======== Records shown

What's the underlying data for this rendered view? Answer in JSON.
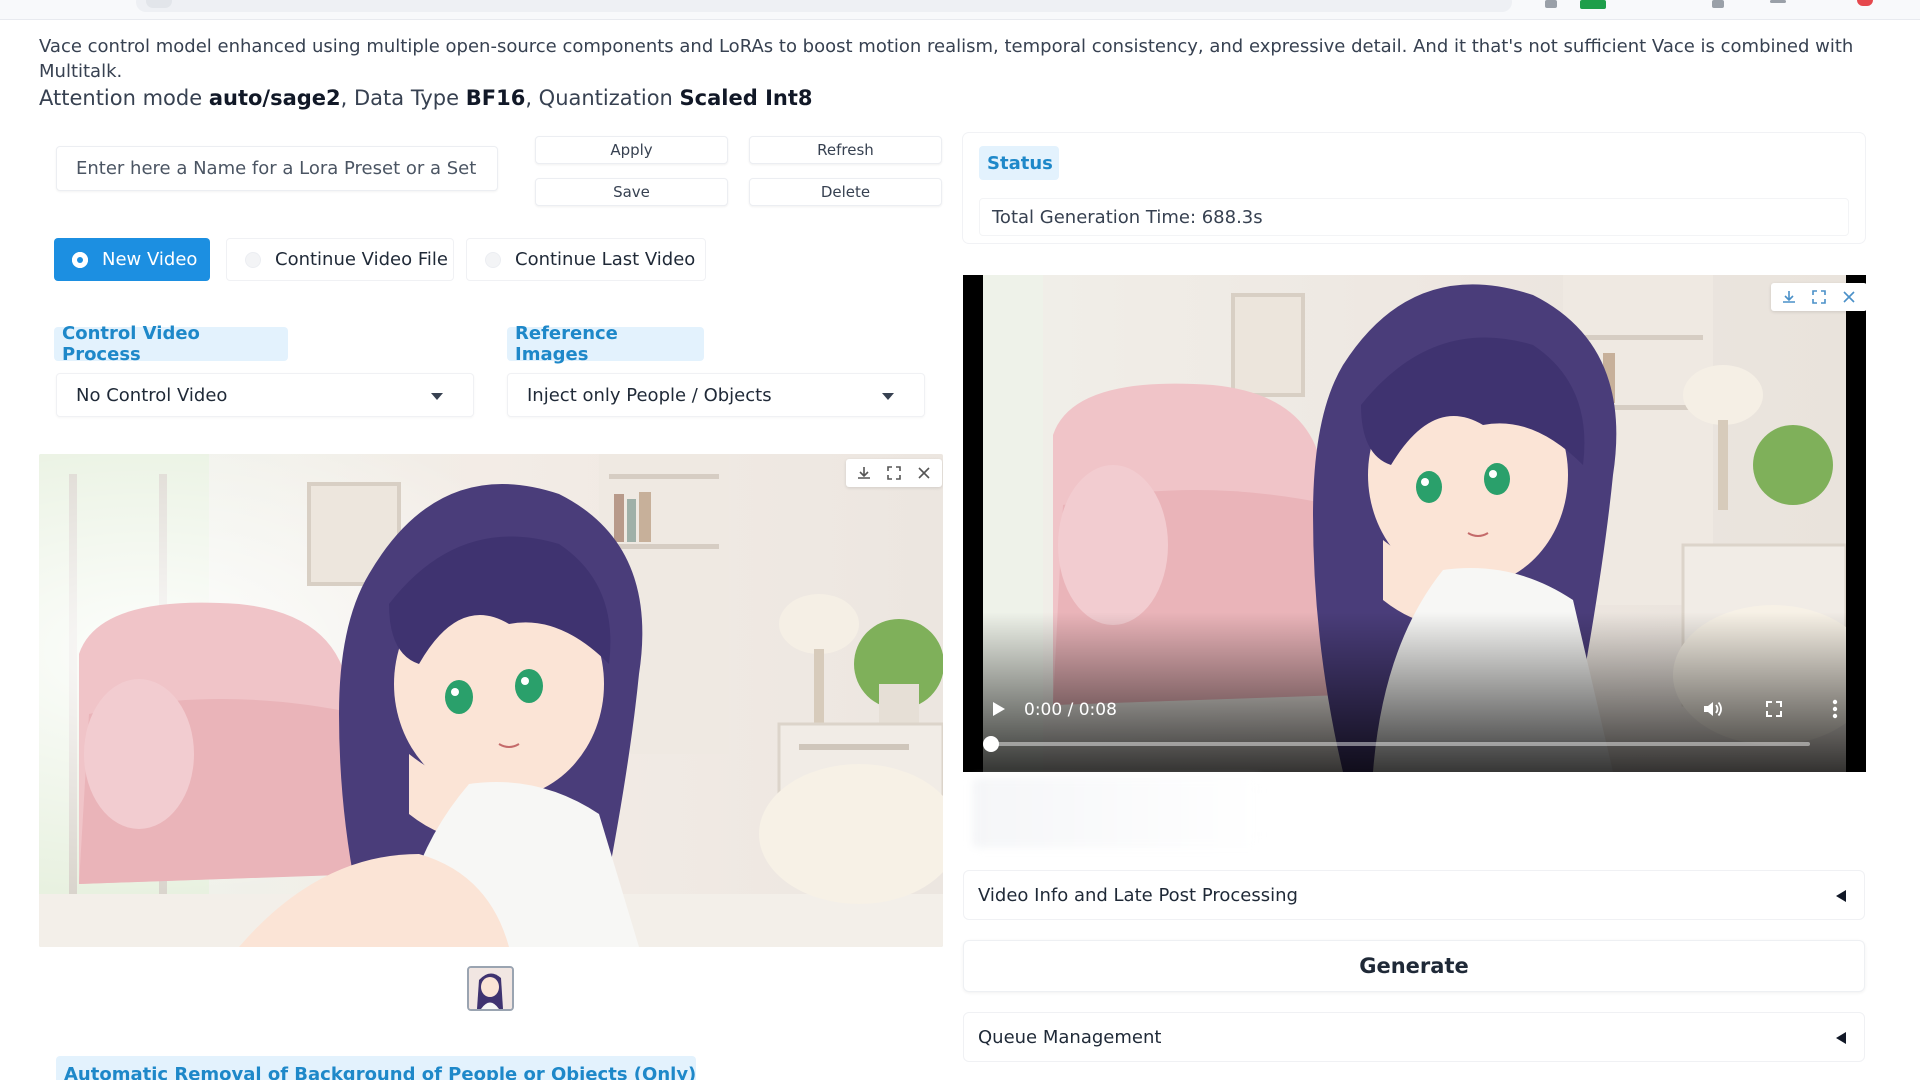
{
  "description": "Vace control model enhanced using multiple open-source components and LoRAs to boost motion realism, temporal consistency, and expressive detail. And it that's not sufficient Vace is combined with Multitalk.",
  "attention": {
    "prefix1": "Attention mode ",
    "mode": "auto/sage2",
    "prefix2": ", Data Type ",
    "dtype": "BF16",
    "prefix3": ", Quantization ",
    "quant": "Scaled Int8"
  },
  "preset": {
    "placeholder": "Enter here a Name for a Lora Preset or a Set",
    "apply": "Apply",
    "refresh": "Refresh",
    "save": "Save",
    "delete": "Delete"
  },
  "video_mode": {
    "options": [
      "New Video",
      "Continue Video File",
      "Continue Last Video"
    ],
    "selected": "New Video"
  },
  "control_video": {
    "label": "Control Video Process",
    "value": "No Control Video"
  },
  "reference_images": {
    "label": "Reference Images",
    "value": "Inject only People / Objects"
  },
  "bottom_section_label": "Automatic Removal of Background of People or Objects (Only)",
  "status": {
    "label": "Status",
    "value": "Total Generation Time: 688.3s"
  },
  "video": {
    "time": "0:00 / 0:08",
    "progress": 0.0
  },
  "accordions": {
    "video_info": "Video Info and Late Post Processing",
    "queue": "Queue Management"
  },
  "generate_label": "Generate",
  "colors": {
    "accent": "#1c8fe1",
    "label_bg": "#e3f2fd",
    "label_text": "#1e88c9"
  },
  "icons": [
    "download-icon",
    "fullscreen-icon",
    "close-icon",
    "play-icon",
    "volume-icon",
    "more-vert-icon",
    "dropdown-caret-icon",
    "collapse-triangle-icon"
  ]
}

================

Transcribe each entry precisely as given, leaving the pictures out.

Expected answer:
What's the underlying data for this rendered view? Answer in JSON.
{
  "description": "Vace control model enhanced using multiple open-source components and LoRAs to boost motion realism, temporal consistency, and expressive detail. And it that's not sufficient Vace is combined with Multitalk.",
  "attention": {
    "prefix1": "Attention mode ",
    "mode": "auto/sage2",
    "prefix2": ", Data Type ",
    "dtype": "BF16",
    "prefix3": ", Quantization ",
    "quant": "Scaled Int8"
  },
  "preset": {
    "placeholder": "Enter here a Name for a Lora Preset or a Set",
    "apply": "Apply",
    "refresh": "Refresh",
    "save": "Save",
    "delete": "Delete"
  },
  "video_mode": {
    "options": [
      "New Video",
      "Continue Video File",
      "Continue Last Video"
    ],
    "selected": "New Video"
  },
  "control_video": {
    "label": "Control Video Process",
    "value": "No Control Video"
  },
  "reference_images": {
    "label": "Reference Images",
    "value": "Inject only People / Objects"
  },
  "bottom_section_label": "Automatic Removal of Background of People or Objects (Only)",
  "status": {
    "label": "Status",
    "value": "Total Generation Time: 688.3s"
  },
  "video": {
    "time": "0:00 / 0:08",
    "progress": 0.0
  },
  "accordions": {
    "video_info": "Video Info and Late Post Processing",
    "queue": "Queue Management"
  },
  "generate_label": "Generate",
  "colors": {
    "accent": "#1c8fe1",
    "label_bg": "#e3f2fd",
    "label_text": "#1e88c9"
  },
  "icons": [
    "download-icon",
    "fullscreen-icon",
    "close-icon",
    "play-icon",
    "volume-icon",
    "more-vert-icon",
    "dropdown-caret-icon",
    "collapse-triangle-icon"
  ]
}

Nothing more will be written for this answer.